__WHAT IS ASKED__.
Copy the rows below word for word, starting at the row that contains "49, 119, 56]" and ending at the row that contains "315, 460, 319]", both included.

__PROVIDED DATA__.
■ ■ ■ ■ ■ ■ ■

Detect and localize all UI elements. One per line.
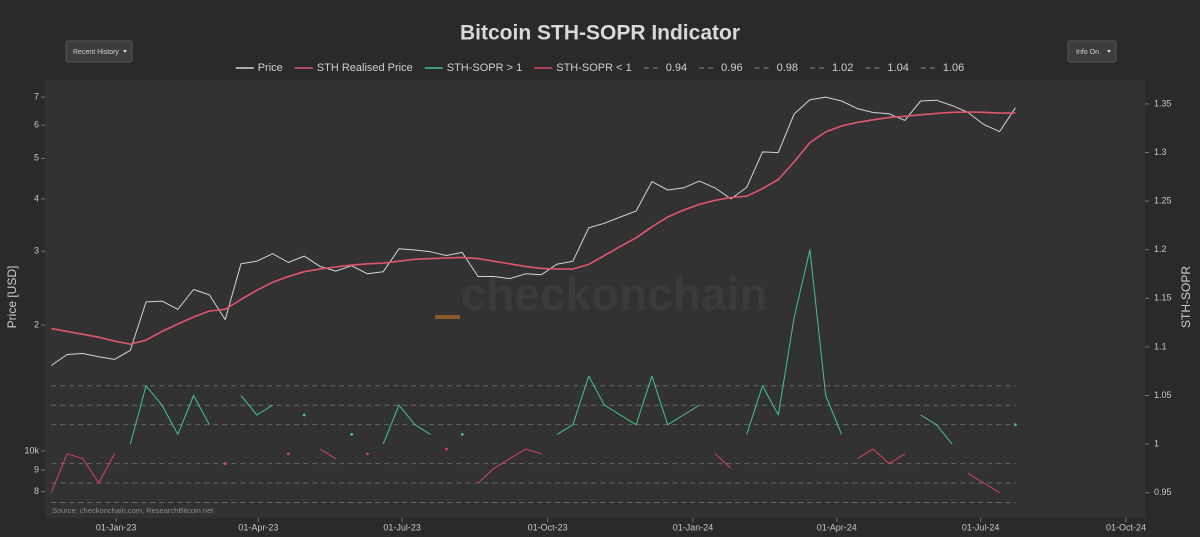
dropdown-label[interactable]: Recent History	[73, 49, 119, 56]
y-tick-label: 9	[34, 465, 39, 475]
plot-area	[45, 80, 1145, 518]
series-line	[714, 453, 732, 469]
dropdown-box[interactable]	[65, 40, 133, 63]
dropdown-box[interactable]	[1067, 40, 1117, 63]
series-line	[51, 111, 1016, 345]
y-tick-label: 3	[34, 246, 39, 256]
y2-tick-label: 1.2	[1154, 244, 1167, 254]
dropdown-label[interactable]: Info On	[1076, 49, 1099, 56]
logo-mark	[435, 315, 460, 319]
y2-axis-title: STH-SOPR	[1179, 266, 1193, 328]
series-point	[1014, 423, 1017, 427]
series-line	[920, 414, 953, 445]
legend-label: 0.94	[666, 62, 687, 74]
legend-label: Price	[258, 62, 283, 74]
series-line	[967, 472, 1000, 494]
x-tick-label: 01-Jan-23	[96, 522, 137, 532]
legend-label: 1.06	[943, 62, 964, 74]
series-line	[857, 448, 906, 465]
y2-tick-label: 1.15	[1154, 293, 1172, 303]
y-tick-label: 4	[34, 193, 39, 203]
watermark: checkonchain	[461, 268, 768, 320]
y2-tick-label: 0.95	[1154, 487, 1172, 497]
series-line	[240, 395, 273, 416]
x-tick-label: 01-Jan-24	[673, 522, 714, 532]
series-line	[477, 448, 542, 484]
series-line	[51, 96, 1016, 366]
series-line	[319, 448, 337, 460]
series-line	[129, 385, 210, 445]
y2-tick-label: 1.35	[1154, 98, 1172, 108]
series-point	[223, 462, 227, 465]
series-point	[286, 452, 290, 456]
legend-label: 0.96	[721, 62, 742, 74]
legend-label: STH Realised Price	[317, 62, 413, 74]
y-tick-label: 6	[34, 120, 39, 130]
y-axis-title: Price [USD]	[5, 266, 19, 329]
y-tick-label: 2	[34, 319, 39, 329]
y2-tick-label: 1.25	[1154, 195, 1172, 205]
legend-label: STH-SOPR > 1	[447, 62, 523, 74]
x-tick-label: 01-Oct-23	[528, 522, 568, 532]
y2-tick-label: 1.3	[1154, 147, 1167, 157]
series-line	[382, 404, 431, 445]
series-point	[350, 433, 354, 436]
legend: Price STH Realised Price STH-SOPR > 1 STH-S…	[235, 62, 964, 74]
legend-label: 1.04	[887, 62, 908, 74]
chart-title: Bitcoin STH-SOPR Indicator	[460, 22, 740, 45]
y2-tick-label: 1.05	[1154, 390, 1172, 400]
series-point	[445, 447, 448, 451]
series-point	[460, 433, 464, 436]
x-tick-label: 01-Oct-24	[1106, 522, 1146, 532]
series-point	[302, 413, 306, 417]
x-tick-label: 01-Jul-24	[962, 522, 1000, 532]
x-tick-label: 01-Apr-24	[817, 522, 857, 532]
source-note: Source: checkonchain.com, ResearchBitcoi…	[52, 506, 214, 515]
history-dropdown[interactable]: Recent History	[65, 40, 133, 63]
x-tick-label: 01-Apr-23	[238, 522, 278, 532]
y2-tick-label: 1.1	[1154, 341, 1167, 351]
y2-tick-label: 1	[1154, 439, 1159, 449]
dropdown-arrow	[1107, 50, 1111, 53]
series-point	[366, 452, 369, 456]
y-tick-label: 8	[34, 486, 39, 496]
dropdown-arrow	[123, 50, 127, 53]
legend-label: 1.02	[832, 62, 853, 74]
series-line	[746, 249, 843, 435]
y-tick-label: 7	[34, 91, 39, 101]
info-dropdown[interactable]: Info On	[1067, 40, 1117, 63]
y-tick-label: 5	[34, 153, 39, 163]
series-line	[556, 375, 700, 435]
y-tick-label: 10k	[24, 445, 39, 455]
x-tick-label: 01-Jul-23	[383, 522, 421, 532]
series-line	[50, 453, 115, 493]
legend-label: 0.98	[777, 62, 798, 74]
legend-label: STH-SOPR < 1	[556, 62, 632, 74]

■ ■ ■ ■ ■ ■ ■

__EXERCISE RESULT__.
dropdown-label[interactable]: Recent History	[73, 49, 119, 56]
y-tick-label: 9	[34, 465, 39, 475]
plot-area	[45, 80, 1145, 518]
series-line	[714, 453, 732, 469]
dropdown-box[interactable]	[65, 40, 133, 63]
dropdown-box[interactable]	[1067, 40, 1117, 63]
series-line	[51, 111, 1016, 345]
y-tick-label: 3	[34, 246, 39, 256]
y2-tick-label: 1.2	[1154, 244, 1167, 254]
dropdown-label[interactable]: Info On	[1076, 49, 1099, 56]
logo-mark	[435, 315, 460, 319]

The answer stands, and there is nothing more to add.